Task details :: Return each record word for word and omit the pictures.

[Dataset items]
::::

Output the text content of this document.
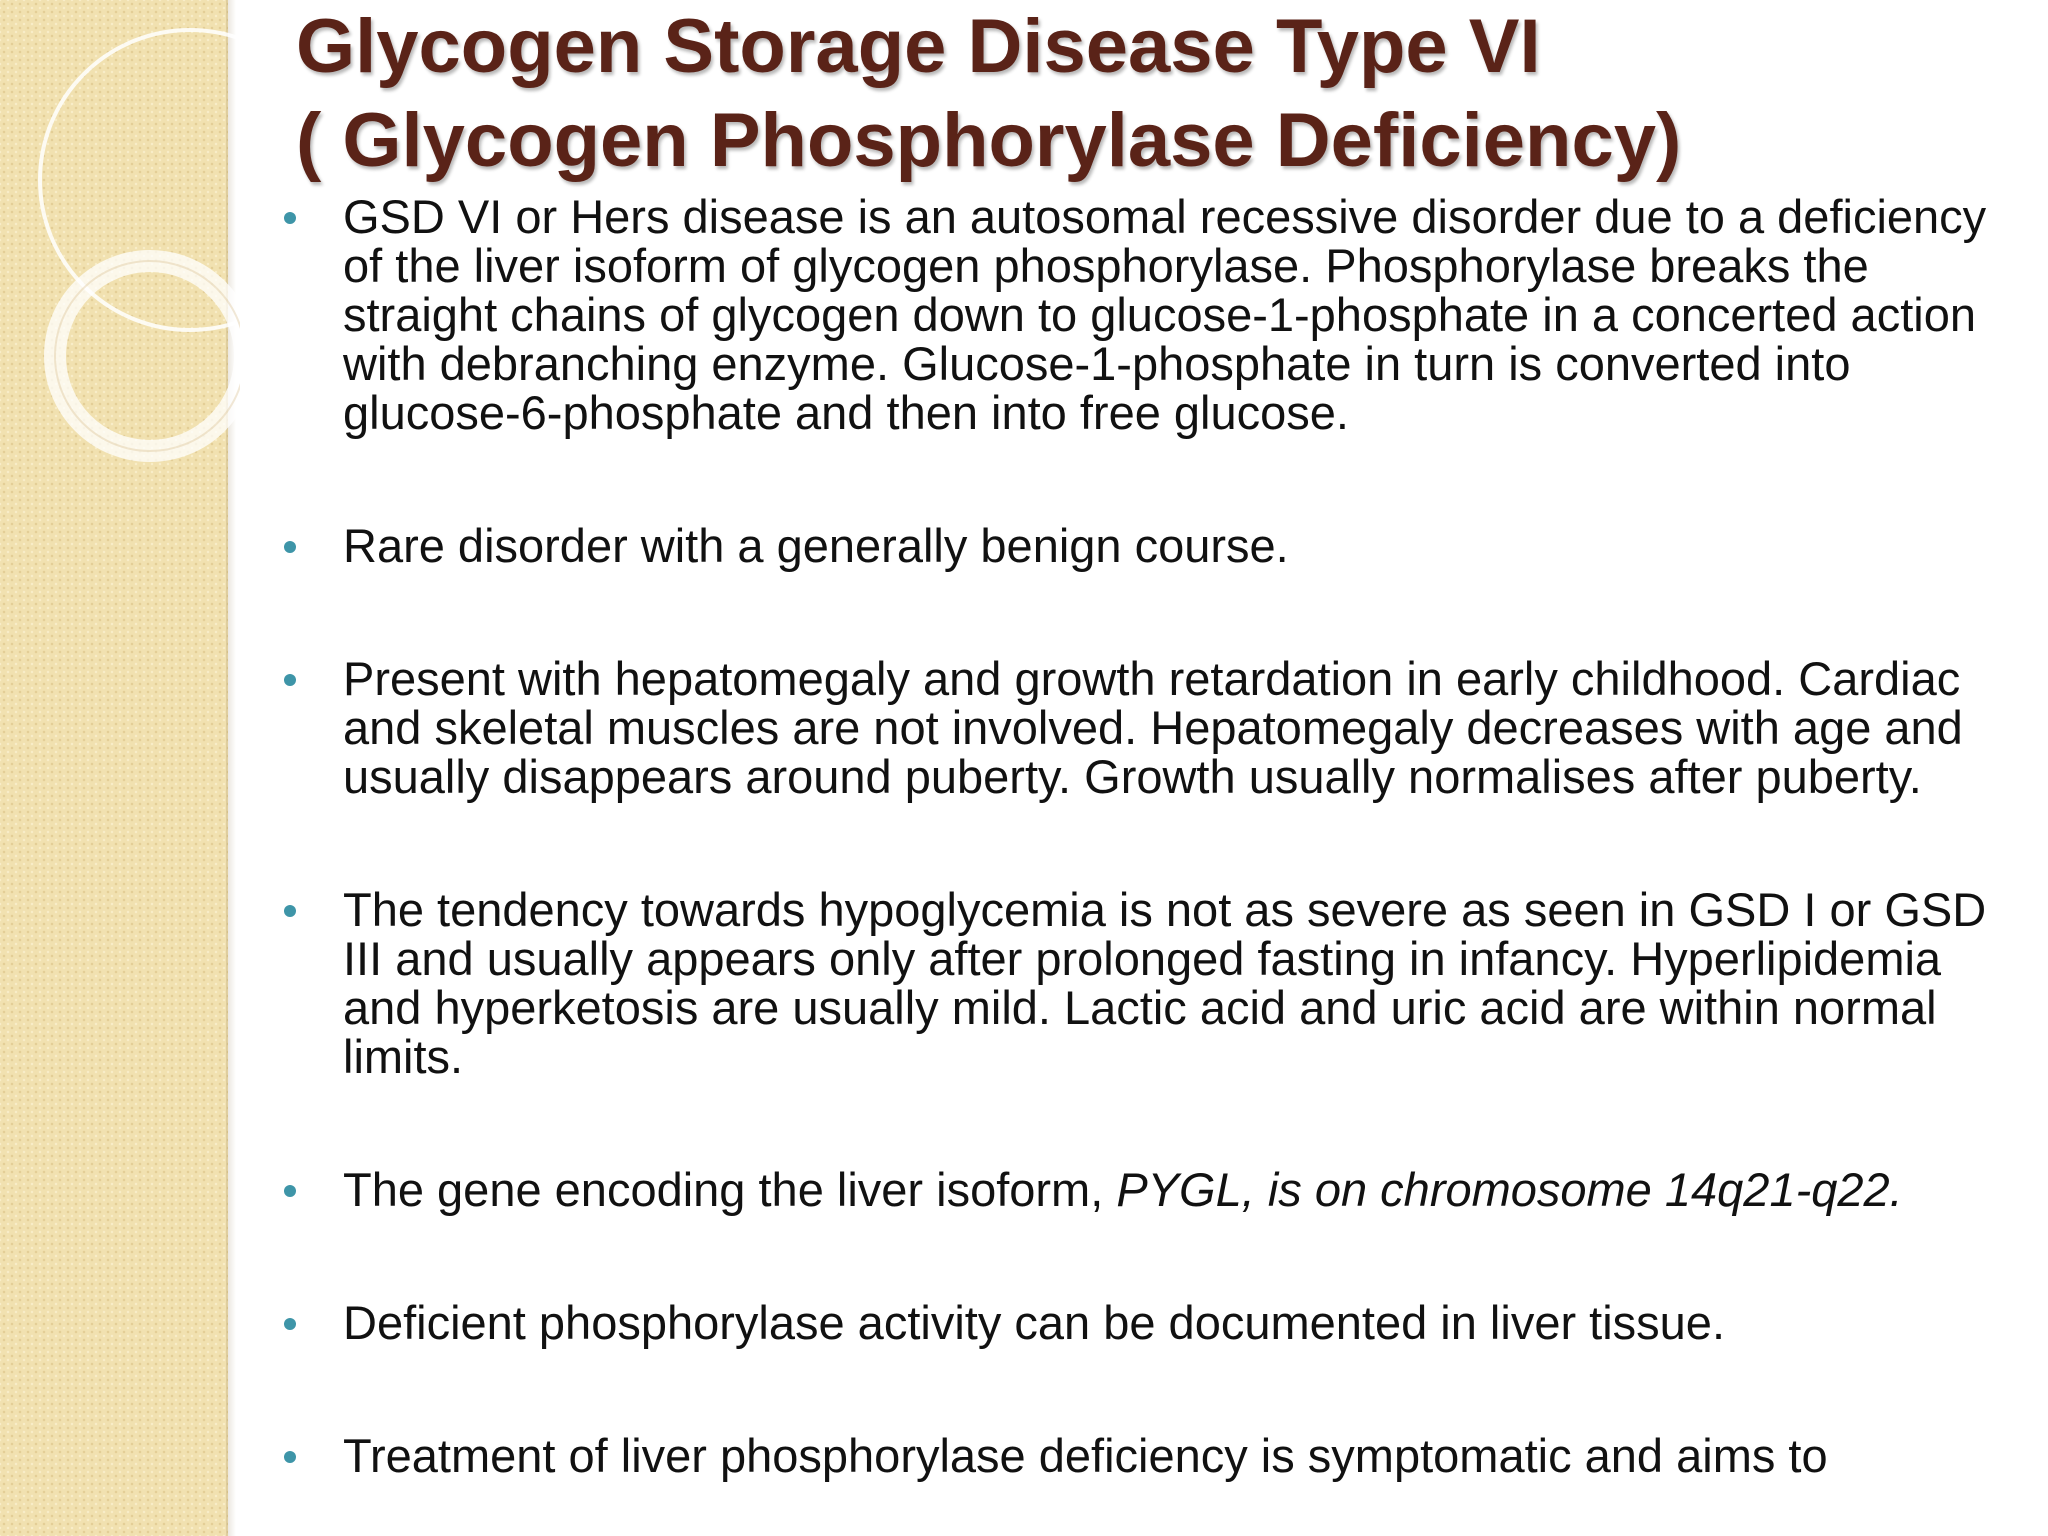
Glycogen Storage Disease Type VI
( Glycogen Phosphorylase Deficiency)
GSD VI or Hers disease is an autosomal recessive disorder due to a deficiency of the liver isoform of glycogen phosphorylase. Phosphorylase breaks the straight chains of glycogen down to glucose-1-phosphate in a concerted action with debranching enzyme. Glucose-1-phosphate in turn is converted into glucose-6-phosphate and then into free glucose.
Rare disorder with a generally benign course.
Present with hepatomegaly and growth retardation in early childhood. Cardiac and skeletal muscles are not involved. Hepatomegaly decreases with age and usually disappears around puberty. Growth usually normalises after puberty.
The tendency towards hypoglycemia is not as severe as seen in GSD I or GSD III and usually appears only after prolonged fasting in infancy. Hyperlipidemia and hyperketosis are usually mild. Lactic acid and uric acid are within normal limits.
The gene encoding the liver isoform, PYGL, is on chromosome 14q21-q22.
Deficient phosphorylase activity can be documented in liver tissue.
Treatment of liver phosphorylase deficiency is symptomatic and aims to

::::

Answer below ::
Output the text content of this document.
Glycogen Storage Disease Type VI
( Glycogen Phosphorylase Deficiency)
GSD VI or Hers disease is an autosomal recessive disorder due to a deficiency of the liver isoform of glycogen phosphorylase. Phosphorylase breaks the straight chains of glycogen down to glucose-1-phosphate in a concerted action with debranching enzyme. Glucose-1-phosphate in turn is converted into glucose-6-phosphate and then into free glucose.
Rare disorder with a generally benign course.
Present with hepatomegaly and growth retardation in early childhood. Cardiac and skeletal muscles are not involved. Hepatomegaly decreases with age and usually disappears around puberty. Growth usually normalises after puberty.
The tendency towards hypoglycemia is not as severe as seen in GSD I or GSD III and usually appears only after prolonged fasting in infancy. Hyperlipidemia and hyperketosis are usually mild. Lactic acid and uric acid are within normal limits.
The gene encoding the liver isoform, PYGL, is on chromosome 14q21-q22.
Deficient phosphorylase activity can be documented in liver tissue.
Treatment of liver phosphorylase deficiency is symptomatic and aims to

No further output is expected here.